== Given exercise ==
Every line that holds "axis" should be shown.

-- begin --

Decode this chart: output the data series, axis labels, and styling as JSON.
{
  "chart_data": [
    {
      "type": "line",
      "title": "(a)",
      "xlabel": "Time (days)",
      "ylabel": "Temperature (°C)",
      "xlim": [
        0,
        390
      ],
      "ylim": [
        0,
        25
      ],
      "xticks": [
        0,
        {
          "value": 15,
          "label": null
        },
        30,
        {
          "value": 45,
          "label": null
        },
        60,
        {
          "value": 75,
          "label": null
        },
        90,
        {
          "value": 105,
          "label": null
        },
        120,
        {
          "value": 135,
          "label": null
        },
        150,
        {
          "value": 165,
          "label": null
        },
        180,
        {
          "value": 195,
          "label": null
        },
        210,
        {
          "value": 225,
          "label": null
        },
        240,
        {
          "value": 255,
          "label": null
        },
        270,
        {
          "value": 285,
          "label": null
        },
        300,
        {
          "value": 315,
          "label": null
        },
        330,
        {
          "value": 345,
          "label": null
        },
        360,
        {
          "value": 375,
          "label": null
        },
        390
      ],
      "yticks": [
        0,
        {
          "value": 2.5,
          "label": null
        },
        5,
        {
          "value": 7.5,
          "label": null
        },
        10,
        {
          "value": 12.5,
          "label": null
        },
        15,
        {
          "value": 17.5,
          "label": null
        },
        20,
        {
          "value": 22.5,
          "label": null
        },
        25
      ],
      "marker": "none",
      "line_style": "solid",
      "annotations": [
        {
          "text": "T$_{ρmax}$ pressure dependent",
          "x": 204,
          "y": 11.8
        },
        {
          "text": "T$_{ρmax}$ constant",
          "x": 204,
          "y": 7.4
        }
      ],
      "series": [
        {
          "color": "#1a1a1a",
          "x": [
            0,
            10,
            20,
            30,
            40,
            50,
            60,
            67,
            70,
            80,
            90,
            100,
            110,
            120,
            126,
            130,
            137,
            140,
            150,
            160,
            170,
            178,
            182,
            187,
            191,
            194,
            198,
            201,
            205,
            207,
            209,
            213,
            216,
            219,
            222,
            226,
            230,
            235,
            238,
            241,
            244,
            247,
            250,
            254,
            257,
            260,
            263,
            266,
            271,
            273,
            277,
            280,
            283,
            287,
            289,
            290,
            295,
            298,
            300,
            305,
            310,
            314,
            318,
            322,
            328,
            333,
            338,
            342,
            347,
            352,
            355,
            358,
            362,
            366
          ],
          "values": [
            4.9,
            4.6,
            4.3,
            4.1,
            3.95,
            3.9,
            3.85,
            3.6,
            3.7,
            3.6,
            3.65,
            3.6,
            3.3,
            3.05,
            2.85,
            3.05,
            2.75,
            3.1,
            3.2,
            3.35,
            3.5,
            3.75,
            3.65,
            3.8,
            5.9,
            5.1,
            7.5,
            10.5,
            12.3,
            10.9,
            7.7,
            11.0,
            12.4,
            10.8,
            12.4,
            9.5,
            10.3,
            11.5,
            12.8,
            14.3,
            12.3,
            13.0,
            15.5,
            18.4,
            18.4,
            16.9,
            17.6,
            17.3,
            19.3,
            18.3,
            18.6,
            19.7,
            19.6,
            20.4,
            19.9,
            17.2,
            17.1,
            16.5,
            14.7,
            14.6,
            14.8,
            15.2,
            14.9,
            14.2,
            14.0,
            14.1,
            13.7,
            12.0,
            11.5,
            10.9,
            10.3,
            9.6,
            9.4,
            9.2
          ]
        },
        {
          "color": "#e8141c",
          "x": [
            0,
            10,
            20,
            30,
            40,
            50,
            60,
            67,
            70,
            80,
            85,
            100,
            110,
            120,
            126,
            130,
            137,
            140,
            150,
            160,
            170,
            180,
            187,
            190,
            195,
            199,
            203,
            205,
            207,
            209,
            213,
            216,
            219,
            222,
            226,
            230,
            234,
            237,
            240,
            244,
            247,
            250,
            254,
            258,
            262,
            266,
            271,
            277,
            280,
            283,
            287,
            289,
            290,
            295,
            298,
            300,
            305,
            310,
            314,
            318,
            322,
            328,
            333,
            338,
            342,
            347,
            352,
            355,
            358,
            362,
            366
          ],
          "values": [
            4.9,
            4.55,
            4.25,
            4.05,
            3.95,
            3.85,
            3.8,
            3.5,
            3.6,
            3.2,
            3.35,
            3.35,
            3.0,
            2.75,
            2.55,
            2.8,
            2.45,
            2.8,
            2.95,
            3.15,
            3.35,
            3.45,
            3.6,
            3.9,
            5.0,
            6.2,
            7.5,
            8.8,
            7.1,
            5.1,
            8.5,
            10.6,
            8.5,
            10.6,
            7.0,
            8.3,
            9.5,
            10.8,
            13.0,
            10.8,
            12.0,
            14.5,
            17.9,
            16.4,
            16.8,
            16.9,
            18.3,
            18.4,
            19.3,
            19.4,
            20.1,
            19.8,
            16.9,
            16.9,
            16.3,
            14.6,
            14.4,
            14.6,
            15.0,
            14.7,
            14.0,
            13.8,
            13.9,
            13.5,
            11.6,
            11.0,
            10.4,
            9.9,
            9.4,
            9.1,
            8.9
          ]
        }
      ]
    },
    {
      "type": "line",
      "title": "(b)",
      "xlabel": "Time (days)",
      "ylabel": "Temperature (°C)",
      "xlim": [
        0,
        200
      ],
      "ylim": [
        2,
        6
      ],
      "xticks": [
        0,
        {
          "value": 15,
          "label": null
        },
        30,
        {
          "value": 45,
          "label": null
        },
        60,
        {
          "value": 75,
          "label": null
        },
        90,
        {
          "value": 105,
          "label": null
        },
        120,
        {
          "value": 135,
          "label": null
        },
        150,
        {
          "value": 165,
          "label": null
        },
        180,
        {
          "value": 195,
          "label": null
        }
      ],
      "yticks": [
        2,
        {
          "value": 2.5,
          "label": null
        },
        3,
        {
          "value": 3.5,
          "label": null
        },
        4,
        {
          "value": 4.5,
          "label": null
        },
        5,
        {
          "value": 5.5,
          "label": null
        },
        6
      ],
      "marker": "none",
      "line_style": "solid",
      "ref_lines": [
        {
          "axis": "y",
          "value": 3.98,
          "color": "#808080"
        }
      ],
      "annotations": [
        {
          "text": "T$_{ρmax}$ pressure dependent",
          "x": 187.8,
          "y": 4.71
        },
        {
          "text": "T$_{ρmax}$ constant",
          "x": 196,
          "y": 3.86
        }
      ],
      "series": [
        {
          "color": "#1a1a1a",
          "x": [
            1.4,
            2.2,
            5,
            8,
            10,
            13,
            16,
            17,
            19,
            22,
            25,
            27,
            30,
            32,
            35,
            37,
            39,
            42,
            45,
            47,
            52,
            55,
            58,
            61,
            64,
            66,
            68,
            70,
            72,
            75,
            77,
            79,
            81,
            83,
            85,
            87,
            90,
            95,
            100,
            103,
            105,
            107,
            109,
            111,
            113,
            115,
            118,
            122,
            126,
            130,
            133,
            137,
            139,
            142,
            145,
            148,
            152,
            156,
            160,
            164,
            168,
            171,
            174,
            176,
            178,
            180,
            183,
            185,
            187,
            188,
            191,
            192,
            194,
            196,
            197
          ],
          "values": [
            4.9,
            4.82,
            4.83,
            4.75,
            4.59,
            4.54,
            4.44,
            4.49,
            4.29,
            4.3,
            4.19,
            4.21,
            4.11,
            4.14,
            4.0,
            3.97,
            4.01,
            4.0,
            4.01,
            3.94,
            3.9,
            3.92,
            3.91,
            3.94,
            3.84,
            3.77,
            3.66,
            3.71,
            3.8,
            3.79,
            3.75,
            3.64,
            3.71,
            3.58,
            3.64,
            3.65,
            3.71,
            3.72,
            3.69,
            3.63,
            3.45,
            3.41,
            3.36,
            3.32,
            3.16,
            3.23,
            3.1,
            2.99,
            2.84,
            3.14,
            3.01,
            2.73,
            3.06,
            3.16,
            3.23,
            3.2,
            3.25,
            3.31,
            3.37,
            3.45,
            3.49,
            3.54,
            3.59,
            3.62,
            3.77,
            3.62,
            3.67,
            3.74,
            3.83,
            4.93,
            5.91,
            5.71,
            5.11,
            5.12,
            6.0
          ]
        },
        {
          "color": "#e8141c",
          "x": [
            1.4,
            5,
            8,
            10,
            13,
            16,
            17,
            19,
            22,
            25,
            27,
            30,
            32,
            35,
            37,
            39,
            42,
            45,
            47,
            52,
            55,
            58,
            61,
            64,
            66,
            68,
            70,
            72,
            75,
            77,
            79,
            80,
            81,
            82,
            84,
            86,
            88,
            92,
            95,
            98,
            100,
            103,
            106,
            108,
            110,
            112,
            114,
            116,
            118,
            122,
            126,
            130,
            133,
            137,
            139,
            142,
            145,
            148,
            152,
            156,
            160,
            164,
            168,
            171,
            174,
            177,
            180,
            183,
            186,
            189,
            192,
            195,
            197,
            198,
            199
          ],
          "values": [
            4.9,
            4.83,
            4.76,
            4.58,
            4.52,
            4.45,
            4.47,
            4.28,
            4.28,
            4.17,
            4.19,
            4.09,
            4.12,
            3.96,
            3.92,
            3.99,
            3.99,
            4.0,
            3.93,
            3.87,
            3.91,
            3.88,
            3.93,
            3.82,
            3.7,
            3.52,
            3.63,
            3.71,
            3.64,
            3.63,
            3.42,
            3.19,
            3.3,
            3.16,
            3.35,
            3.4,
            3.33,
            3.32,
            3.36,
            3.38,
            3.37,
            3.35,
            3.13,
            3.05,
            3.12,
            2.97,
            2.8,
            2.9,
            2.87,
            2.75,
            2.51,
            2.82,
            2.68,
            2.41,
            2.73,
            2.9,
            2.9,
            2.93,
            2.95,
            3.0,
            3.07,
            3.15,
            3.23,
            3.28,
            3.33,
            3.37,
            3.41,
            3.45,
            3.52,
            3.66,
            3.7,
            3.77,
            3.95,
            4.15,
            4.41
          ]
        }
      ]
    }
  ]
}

-- end --

== Solved problem ==
Decode this chart: output the data series, axis labels, and styling as JSON.
          "axis": "y",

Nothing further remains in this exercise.